*What you are asked to do:*
Go through the listing and set it down exactly, leaving out its pictures.

*Excerpted records:*
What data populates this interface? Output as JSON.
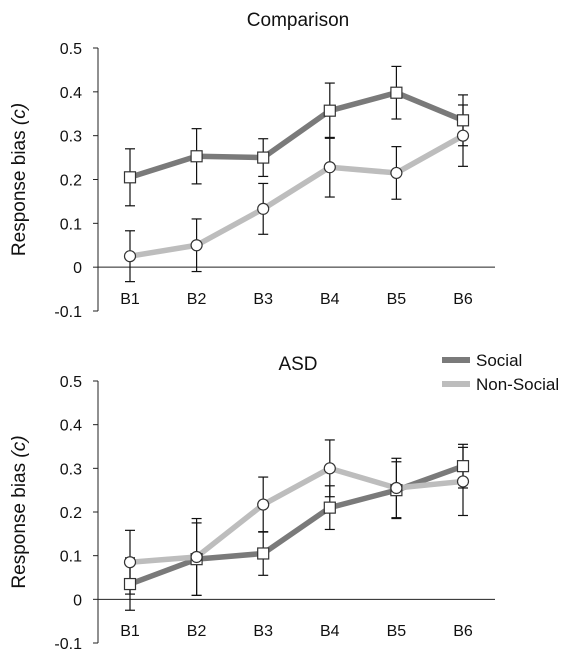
{
  "legend": {
    "placement": "right, between panels",
    "items": [
      {
        "label": "Social",
        "color": "#7a7a7a"
      },
      {
        "label": "Non-Social",
        "color": "#bdbdbd"
      }
    ]
  },
  "chart_data": [
    {
      "type": "line",
      "title": "Comparison",
      "xlabel": "",
      "ylabel": "Response bias (c)",
      "ylabel_main": "Response bias ",
      "ylabel_symbol": "(c)",
      "categories": [
        "B1",
        "B2",
        "B3",
        "B4",
        "B5",
        "B6"
      ],
      "ylim": [
        -0.1,
        0.5
      ],
      "yticks": [
        -0.1,
        0,
        0.1,
        0.2,
        0.3,
        0.4,
        0.5
      ],
      "ytick_labels": [
        "-0.1",
        "0",
        "0.1",
        "0.2",
        "0.3",
        "0.4",
        "0.5"
      ],
      "grid": false,
      "series": [
        {
          "name": "Social",
          "marker": "square",
          "color": "#7a7a7a",
          "values": [
            0.205,
            0.253,
            0.25,
            0.357,
            0.398,
            0.335
          ],
          "error": [
            0.065,
            0.063,
            0.043,
            0.063,
            0.06,
            0.058
          ]
        },
        {
          "name": "Non-Social",
          "marker": "circle",
          "color": "#bdbdbd",
          "values": [
            0.025,
            0.05,
            0.133,
            0.228,
            0.215,
            0.3
          ],
          "error": [
            0.058,
            0.06,
            0.058,
            0.068,
            0.06,
            0.07
          ]
        }
      ]
    },
    {
      "type": "line",
      "title": "ASD",
      "xlabel": "",
      "ylabel": "Response bias (c)",
      "ylabel_main": "Response bias ",
      "ylabel_symbol": "(c)",
      "categories": [
        "B1",
        "B2",
        "B3",
        "B4",
        "B5",
        "B6"
      ],
      "ylim": [
        -0.1,
        0.5
      ],
      "yticks": [
        -0.1,
        0,
        0.1,
        0.2,
        0.3,
        0.4,
        0.5
      ],
      "ytick_labels": [
        "-0.1",
        "0",
        "0.1",
        "0.2",
        "0.3",
        "0.4",
        "0.5"
      ],
      "grid": false,
      "series": [
        {
          "name": "Social",
          "marker": "square",
          "color": "#7a7a7a",
          "values": [
            0.035,
            0.092,
            0.105,
            0.21,
            0.25,
            0.305
          ],
          "error": [
            0.06,
            0.083,
            0.05,
            0.05,
            0.065,
            0.05
          ]
        },
        {
          "name": "Non-Social",
          "marker": "circle",
          "color": "#bdbdbd",
          "values": [
            0.085,
            0.097,
            0.217,
            0.3,
            0.255,
            0.27
          ],
          "error": [
            0.073,
            0.088,
            0.063,
            0.065,
            0.068,
            0.078
          ]
        }
      ]
    }
  ]
}
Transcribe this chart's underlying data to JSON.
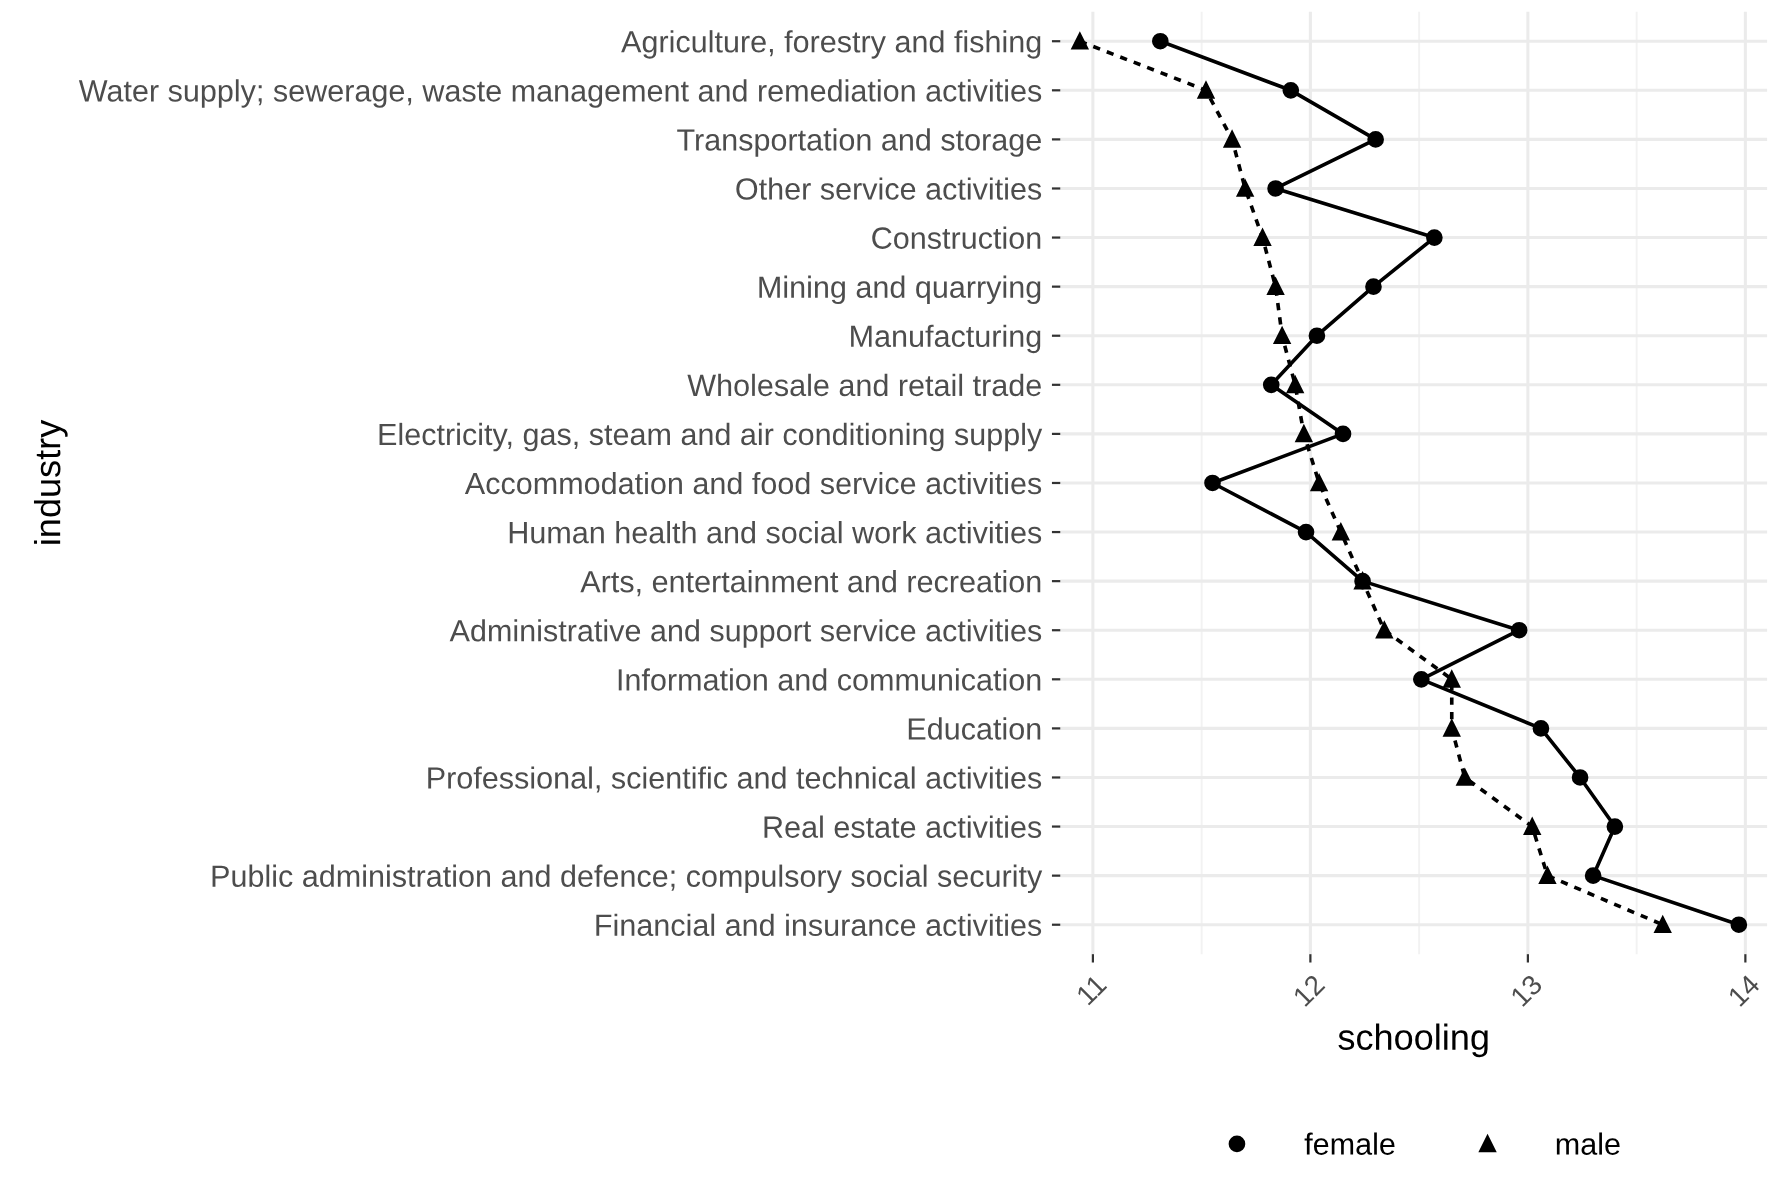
{
  "chart_data": {
    "type": "line",
    "orientation": "horizontal",
    "xlabel": "schooling",
    "ylabel": "industry",
    "categories": [
      "Agriculture, forestry and fishing",
      "Water supply; sewerage, waste management and remediation activities",
      "Transportation and storage",
      "Other service activities",
      "Construction",
      "Mining and quarrying",
      "Manufacturing",
      "Wholesale and retail trade",
      "Electricity, gas, steam and air conditioning supply",
      "Accommodation and food service activities",
      "Human health and social work activities",
      "Arts, entertainment and recreation",
      "Administrative and support service activities",
      "Information and communication",
      "Education",
      "Professional, scientific and technical activities",
      "Real estate activities",
      "Public administration and defence; compulsory social security",
      "Financial and insurance activities"
    ],
    "series": [
      {
        "name": "female",
        "color": "#000000",
        "marker": "circle",
        "line_style": "solid",
        "values": [
          11.31,
          11.91,
          12.3,
          11.84,
          12.57,
          12.29,
          12.03,
          11.82,
          12.15,
          11.55,
          11.98,
          12.24,
          12.96,
          12.51,
          13.06,
          13.24,
          13.4,
          13.3,
          13.97
        ]
      },
      {
        "name": "male",
        "color": "#000000",
        "marker": "triangle",
        "line_style": "dotted",
        "values": [
          10.94,
          11.52,
          11.64,
          11.7,
          11.78,
          11.84,
          11.87,
          11.93,
          11.97,
          12.04,
          12.14,
          12.24,
          12.34,
          12.65,
          12.65,
          12.71,
          13.02,
          13.09,
          13.62
        ]
      }
    ],
    "xlim": [
      10.85,
      14.1
    ],
    "xticks": [
      11,
      12,
      13,
      14
    ],
    "grid": true,
    "legend": "bottom"
  }
}
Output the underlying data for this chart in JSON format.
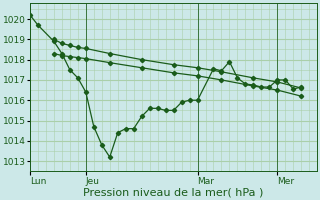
{
  "background_color": "#cce8e8",
  "plot_bg_color": "#cce8e8",
  "grid_color": "#aacfaa",
  "line_color": "#1a5c1a",
  "ylim": [
    1012.5,
    1020.8
  ],
  "yticks": [
    1013,
    1014,
    1015,
    1016,
    1017,
    1018,
    1019,
    1020
  ],
  "xlabel": "Pression niveau de la mer( hPa )",
  "xlabel_fontsize": 8,
  "tick_fontsize": 6.5,
  "day_labels": [
    "Lun",
    "Jeu",
    "Mar",
    "Mer"
  ],
  "day_positions": [
    0.0,
    3.5,
    10.5,
    15.5
  ],
  "xlim": [
    0,
    18
  ],
  "line1_x": [
    0.0,
    0.5,
    1.5,
    2.0,
    2.5,
    3.0,
    3.5,
    4.0,
    4.5,
    5.0,
    5.5,
    6.0,
    6.5,
    7.0,
    7.5,
    8.0,
    8.5,
    9.0,
    9.5,
    10.0,
    10.5,
    11.5,
    12.0,
    12.5,
    13.0,
    13.5,
    14.0,
    14.5,
    15.0,
    15.5,
    16.0,
    16.5,
    17.0
  ],
  "line1_y": [
    1020.2,
    1019.7,
    1018.9,
    1018.3,
    1017.5,
    1017.1,
    1016.4,
    1014.7,
    1013.8,
    1013.2,
    1014.4,
    1014.6,
    1014.6,
    1015.2,
    1015.6,
    1015.6,
    1015.5,
    1015.5,
    1015.9,
    1016.0,
    1016.0,
    1017.55,
    1017.45,
    1017.9,
    1017.1,
    1016.8,
    1016.75,
    1016.65,
    1016.65,
    1017.0,
    1017.0,
    1016.55,
    1016.65
  ],
  "line2_x": [
    1.5,
    2.0,
    2.5,
    3.0,
    3.5,
    5.0,
    7.0,
    9.0,
    10.5,
    12.0,
    14.0,
    15.5,
    17.0
  ],
  "line2_y": [
    1019.0,
    1018.8,
    1018.7,
    1018.6,
    1018.55,
    1018.3,
    1018.0,
    1017.75,
    1017.6,
    1017.4,
    1017.1,
    1016.9,
    1016.6
  ],
  "line3_x": [
    1.5,
    2.0,
    2.5,
    3.0,
    3.5,
    5.0,
    7.0,
    9.0,
    10.5,
    12.0,
    14.0,
    15.5,
    17.0
  ],
  "line3_y": [
    1018.3,
    1018.2,
    1018.15,
    1018.1,
    1018.05,
    1017.85,
    1017.6,
    1017.35,
    1017.2,
    1017.0,
    1016.7,
    1016.5,
    1016.2
  ]
}
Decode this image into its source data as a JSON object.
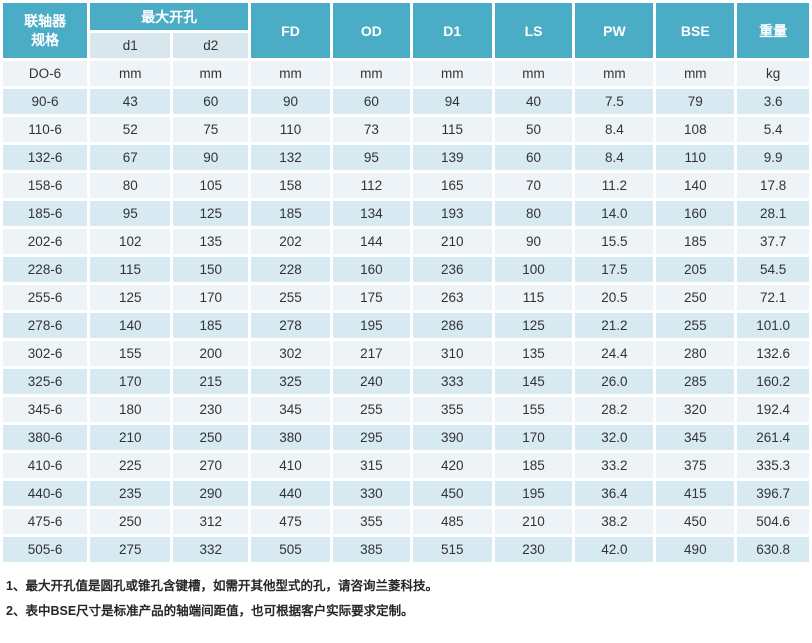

*Problem solution:*
What data populates this interface? Output as JSON.
{
  "legend": {
    "placement": "right, between panels",
    "items": [
      {
        "label": "Social",
        "color": "#7a7a7a"
      },
      {
        "label": "Non-Social",
        "color": "#bdbdbd"
      }
    ]
  },
  "chart_data": [
    {
      "type": "line",
      "title": "Comparison",
      "xlabel": "",
      "ylabel": "Response bias (c)",
      "ylabel_main": "Response bias ",
      "ylabel_symbol": "(c)",
      "categories": [
        "B1",
        "B2",
        "B3",
        "B4",
        "B5",
        "B6"
      ],
      "ylim": [
        -0.1,
        0.5
      ],
      "yticks": [
        -0.1,
        0,
        0.1,
        0.2,
        0.3,
        0.4,
        0.5
      ],
      "ytick_labels": [
        "-0.1",
        "0",
        "0.1",
        "0.2",
        "0.3",
        "0.4",
        "0.5"
      ],
      "grid": false,
      "series": [
        {
          "name": "Social",
          "marker": "square",
          "color": "#7a7a7a",
          "values": [
            0.205,
            0.253,
            0.25,
            0.357,
            0.398,
            0.335
          ],
          "error": [
            0.065,
            0.063,
            0.043,
            0.063,
            0.06,
            0.058
          ]
        },
        {
          "name": "Non-Social",
          "marker": "circle",
          "color": "#bdbdbd",
          "values": [
            0.025,
            0.05,
            0.133,
            0.228,
            0.215,
            0.3
          ],
          "error": [
            0.058,
            0.06,
            0.058,
            0.068,
            0.06,
            0.07
          ]
        }
      ]
    },
    {
      "type": "line",
      "title": "ASD",
      "xlabel": "",
      "ylabel": "Response bias (c)",
      "ylabel_main": "Response bias ",
      "ylabel_symbol": "(c)",
      "categories": [
        "B1",
        "B2",
        "B3",
        "B4",
        "B5",
        "B6"
      ],
      "ylim": [
        -0.1,
        0.5
      ],
      "yticks": [
        -0.1,
        0,
        0.1,
        0.2,
        0.3,
        0.4,
        0.5
      ],
      "ytick_labels": [
        "-0.1",
        "0",
        "0.1",
        "0.2",
        "0.3",
        "0.4",
        "0.5"
      ],
      "grid": false,
      "series": [
        {
          "name": "Social",
          "marker": "square",
          "color": "#7a7a7a",
          "values": [
            0.035,
            0.092,
            0.105,
            0.21,
            0.25,
            0.305
          ],
          "error": [
            0.06,
            0.083,
            0.05,
            0.05,
            0.065,
            0.05
          ]
        },
        {
          "name": "Non-Social",
          "marker": "circle",
          "color": "#bdbdbd",
          "values": [
            0.085,
            0.097,
            0.217,
            0.3,
            0.255,
            0.27
          ],
          "error": [
            0.073,
            0.088,
            0.063,
            0.065,
            0.068,
            0.078
          ]
        }
      ]
    }
  ]
}
Transcribe this chart's underlying data to JSON.
{
  "chart_data": {
    "type": "line",
    "orientation": "horizontal",
    "xlabel": "schooling",
    "ylabel": "industry",
    "categories": [
      "Agriculture, forestry and fishing",
      "Water supply; sewerage, waste management and remediation activities",
      "Transportation and storage",
      "Other service activities",
      "Construction",
      "Mining and quarrying",
      "Manufacturing",
      "Wholesale and retail trade",
      "Electricity, gas, steam and air conditioning supply",
      "Accommodation and food service activities",
      "Human health and social work activities",
      "Arts, entertainment and recreation",
      "Administrative and support service activities",
      "Information and communication",
      "Education",
      "Professional, scientific and technical activities",
      "Real estate activities",
      "Public administration and defence; compulsory social security",
      "Financial and insurance activities"
    ],
    "series": [
      {
        "name": "female",
        "color": "#000000",
        "marker": "circle",
        "line_style": "solid",
        "values": [
          11.31,
          11.91,
          12.3,
          11.84,
          12.57,
          12.29,
          12.03,
          11.82,
          12.15,
          11.55,
          11.98,
          12.24,
          12.96,
          12.51,
          13.06,
          13.24,
          13.4,
          13.3,
          13.97
        ]
      },
      {
        "name": "male",
        "color": "#000000",
        "marker": "triangle",
        "line_style": "dotted",
        "values": [
          10.94,
          11.52,
          11.64,
          11.7,
          11.78,
          11.84,
          11.87,
          11.93,
          11.97,
          12.04,
          12.14,
          12.24,
          12.34,
          12.65,
          12.65,
          12.71,
          13.02,
          13.09,
          13.62
        ]
      }
    ],
    "xlim": [
      10.85,
      14.1
    ],
    "xticks": [
      11,
      12,
      13,
      14
    ],
    "grid": true,
    "legend": "bottom"
  }
}
Output the underlying data for this chart in JSON format.
{
  "background_color": "#cce8e8",
  "plot_bg_color": "#cce8e8",
  "grid_color": "#aacfaa",
  "line_color": "#1a5c1a",
  "ylim": [
    1012.5,
    1020.8
  ],
  "yticks": [
    1013,
    1014,
    1015,
    1016,
    1017,
    1018,
    1019,
    1020
  ],
  "xlabel": "Pression niveau de la mer( hPa )",
  "xlabel_fontsize": 8,
  "tick_fontsize": 6.5,
  "day_labels": [
    "Lun",
    "Jeu",
    "Mar",
    "Mer"
  ],
  "day_positions": [
    0.0,
    3.5,
    10.5,
    15.5
  ],
  "xlim": [
    0,
    18
  ],
  "line1_x": [
    0.0,
    0.5,
    1.5,
    2.0,
    2.5,
    3.0,
    3.5,
    4.0,
    4.5,
    5.0,
    5.5,
    6.0,
    6.5,
    7.0,
    7.5,
    8.0,
    8.5,
    9.0,
    9.5,
    10.0,
    10.5,
    11.5,
    12.0,
    12.5,
    13.0,
    13.5,
    14.0,
    14.5,
    15.0,
    15.5,
    16.0,
    16.5,
    17.0
  ],
  "line1_y": [
    1020.2,
    1019.7,
    1018.9,
    1018.3,
    1017.5,
    1017.1,
    1016.4,
    1014.7,
    1013.8,
    1013.2,
    1014.4,
    1014.6,
    1014.6,
    1015.2,
    1015.6,
    1015.6,
    1015.5,
    1015.5,
    1015.9,
    1016.0,
    1016.0,
    1017.55,
    1017.45,
    1017.9,
    1017.1,
    1016.8,
    1016.75,
    1016.65,
    1016.65,
    1017.0,
    1017.0,
    1016.55,
    1016.65
  ],
  "line2_x": [
    1.5,
    2.0,
    2.5,
    3.0,
    3.5,
    5.0,
    7.0,
    9.0,
    10.5,
    12.0,
    14.0,
    15.5,
    17.0
  ],
  "line2_y": [
    1019.0,
    1018.8,
    1018.7,
    1018.6,
    1018.55,
    1018.3,
    1018.0,
    1017.75,
    1017.6,
    1017.4,
    1017.1,
    1016.9,
    1016.6
  ],
  "line3_x": [
    1.5,
    2.0,
    2.5,
    3.0,
    3.5,
    5.0,
    7.0,
    9.0,
    10.5,
    12.0,
    14.0,
    15.5,
    17.0
  ],
  "line3_y": [
    1018.3,
    1018.2,
    1018.15,
    1018.1,
    1018.05,
    1017.85,
    1017.6,
    1017.35,
    1017.2,
    1017.0,
    1016.7,
    1016.5,
    1016.2
  ]
}
Decode this image into its source data as a JSON object.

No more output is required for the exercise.